— PROBLEM DETAILS —
List all lines of the data containing the word "إليهما".

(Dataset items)
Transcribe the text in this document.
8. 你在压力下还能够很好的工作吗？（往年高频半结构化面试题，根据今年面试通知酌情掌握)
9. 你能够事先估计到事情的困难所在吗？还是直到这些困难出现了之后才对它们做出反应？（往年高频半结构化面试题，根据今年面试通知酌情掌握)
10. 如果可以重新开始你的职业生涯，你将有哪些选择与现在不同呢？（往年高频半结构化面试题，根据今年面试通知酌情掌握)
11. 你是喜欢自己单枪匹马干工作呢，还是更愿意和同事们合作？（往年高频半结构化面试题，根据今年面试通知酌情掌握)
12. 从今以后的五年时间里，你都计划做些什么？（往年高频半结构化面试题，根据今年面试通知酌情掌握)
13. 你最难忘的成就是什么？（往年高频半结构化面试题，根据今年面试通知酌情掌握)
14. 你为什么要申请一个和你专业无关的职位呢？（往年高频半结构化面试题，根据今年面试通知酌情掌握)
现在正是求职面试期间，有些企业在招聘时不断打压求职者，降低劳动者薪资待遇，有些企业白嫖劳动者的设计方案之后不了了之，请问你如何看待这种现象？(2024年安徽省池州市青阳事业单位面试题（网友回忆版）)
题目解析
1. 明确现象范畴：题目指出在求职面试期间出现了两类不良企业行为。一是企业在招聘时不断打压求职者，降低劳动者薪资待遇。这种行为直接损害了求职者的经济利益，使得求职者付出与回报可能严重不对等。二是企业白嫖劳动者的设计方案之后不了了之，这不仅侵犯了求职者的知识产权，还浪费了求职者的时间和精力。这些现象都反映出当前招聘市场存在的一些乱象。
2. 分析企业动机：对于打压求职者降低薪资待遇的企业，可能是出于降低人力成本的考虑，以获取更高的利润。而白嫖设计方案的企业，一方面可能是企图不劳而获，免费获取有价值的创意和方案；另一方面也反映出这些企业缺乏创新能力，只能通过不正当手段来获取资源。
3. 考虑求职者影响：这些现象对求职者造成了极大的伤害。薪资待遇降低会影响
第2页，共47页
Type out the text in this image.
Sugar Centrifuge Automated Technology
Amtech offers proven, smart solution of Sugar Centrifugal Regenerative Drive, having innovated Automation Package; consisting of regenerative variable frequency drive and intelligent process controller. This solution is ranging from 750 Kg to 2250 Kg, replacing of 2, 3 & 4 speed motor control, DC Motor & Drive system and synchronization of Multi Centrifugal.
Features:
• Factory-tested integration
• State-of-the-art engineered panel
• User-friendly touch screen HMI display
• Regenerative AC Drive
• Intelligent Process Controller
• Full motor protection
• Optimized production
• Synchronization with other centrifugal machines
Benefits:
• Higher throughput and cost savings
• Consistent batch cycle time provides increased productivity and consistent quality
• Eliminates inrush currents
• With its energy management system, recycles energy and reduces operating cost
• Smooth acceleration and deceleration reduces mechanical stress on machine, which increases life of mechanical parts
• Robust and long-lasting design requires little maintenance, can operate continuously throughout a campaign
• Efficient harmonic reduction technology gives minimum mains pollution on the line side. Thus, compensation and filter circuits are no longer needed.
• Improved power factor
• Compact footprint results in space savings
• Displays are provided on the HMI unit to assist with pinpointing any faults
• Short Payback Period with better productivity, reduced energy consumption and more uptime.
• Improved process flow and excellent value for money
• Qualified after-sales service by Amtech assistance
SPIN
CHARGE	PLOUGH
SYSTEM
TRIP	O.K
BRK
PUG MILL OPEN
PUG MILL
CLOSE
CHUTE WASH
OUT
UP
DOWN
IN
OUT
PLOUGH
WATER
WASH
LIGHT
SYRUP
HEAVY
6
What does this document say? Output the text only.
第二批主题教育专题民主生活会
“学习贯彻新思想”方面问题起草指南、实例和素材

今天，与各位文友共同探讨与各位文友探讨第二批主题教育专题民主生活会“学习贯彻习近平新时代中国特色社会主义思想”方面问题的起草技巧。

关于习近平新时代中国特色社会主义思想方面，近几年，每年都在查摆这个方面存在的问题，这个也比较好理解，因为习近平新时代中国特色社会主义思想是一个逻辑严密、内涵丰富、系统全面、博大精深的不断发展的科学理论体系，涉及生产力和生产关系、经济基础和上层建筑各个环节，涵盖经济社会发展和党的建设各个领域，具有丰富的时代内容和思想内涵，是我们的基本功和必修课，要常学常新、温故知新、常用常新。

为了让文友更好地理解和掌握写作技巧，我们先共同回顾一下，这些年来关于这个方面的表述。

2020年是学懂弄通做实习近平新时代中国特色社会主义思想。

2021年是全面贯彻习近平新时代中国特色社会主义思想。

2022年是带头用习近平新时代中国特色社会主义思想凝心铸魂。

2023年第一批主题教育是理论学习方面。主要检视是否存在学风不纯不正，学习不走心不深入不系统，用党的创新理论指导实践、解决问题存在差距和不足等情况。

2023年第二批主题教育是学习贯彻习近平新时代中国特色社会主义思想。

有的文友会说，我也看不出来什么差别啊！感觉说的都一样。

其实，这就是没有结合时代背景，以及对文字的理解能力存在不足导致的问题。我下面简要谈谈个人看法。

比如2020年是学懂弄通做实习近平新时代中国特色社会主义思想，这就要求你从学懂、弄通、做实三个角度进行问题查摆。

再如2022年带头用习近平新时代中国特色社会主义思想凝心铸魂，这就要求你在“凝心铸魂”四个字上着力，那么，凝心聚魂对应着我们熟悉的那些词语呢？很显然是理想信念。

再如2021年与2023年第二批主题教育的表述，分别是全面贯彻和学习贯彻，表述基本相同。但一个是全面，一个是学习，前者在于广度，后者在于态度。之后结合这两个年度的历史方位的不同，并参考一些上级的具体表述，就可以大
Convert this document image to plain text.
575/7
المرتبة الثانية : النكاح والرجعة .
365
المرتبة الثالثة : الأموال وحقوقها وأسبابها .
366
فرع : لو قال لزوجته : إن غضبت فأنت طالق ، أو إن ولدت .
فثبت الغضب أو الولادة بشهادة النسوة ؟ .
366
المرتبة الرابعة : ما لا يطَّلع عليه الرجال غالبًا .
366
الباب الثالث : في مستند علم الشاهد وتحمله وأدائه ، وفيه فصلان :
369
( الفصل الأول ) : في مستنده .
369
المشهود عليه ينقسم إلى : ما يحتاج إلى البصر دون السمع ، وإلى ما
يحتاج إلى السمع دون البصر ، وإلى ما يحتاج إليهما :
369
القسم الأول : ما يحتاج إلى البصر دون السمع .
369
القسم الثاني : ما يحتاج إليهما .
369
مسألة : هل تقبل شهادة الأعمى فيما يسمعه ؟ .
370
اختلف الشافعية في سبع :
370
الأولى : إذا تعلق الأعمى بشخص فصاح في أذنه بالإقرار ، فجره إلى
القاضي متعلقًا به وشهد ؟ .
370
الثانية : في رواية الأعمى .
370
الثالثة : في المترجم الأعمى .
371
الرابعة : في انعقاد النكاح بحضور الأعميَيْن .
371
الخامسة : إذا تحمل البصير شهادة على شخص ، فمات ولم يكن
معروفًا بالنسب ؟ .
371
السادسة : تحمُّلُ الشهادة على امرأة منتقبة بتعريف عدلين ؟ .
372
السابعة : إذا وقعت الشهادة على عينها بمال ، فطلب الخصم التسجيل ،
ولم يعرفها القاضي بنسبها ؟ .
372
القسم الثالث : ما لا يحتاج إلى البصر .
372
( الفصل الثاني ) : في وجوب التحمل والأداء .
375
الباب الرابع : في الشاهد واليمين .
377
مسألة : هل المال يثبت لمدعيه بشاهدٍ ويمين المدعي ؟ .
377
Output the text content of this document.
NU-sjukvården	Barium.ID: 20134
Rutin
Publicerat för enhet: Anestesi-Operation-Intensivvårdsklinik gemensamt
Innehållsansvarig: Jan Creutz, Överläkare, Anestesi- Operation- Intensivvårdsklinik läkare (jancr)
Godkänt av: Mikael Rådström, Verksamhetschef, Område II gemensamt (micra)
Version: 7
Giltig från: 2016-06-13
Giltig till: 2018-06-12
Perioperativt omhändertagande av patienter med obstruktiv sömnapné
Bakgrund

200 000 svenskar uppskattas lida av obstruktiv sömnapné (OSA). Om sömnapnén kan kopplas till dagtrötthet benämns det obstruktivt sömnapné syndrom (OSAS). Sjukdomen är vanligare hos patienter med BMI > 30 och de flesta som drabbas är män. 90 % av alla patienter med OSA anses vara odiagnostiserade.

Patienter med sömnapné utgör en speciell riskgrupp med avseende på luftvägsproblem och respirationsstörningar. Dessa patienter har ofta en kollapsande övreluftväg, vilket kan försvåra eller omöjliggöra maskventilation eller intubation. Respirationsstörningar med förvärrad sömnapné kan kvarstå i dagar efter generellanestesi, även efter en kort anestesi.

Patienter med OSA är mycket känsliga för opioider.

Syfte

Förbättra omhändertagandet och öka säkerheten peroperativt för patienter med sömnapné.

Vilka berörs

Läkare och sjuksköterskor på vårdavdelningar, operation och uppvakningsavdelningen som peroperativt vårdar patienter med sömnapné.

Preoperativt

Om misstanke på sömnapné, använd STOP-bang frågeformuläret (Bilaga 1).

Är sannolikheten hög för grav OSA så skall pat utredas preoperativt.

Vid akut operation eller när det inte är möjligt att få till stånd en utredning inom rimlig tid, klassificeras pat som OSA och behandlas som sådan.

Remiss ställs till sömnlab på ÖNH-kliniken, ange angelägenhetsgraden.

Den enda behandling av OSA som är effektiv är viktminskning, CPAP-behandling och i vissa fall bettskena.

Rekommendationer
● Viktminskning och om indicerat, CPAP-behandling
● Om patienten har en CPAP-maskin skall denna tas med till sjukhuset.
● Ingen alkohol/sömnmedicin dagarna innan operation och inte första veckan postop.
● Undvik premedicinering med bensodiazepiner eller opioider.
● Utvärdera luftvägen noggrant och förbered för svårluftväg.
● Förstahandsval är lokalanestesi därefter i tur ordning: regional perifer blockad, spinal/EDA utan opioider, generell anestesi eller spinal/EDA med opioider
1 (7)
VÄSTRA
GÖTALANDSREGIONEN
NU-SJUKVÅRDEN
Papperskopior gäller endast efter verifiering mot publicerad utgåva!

— RESULT —
يحتاج إلى السمع دون البصر ، وإلى ما يحتاج إليهما :
القسم الثاني : ما يحتاج إليهما .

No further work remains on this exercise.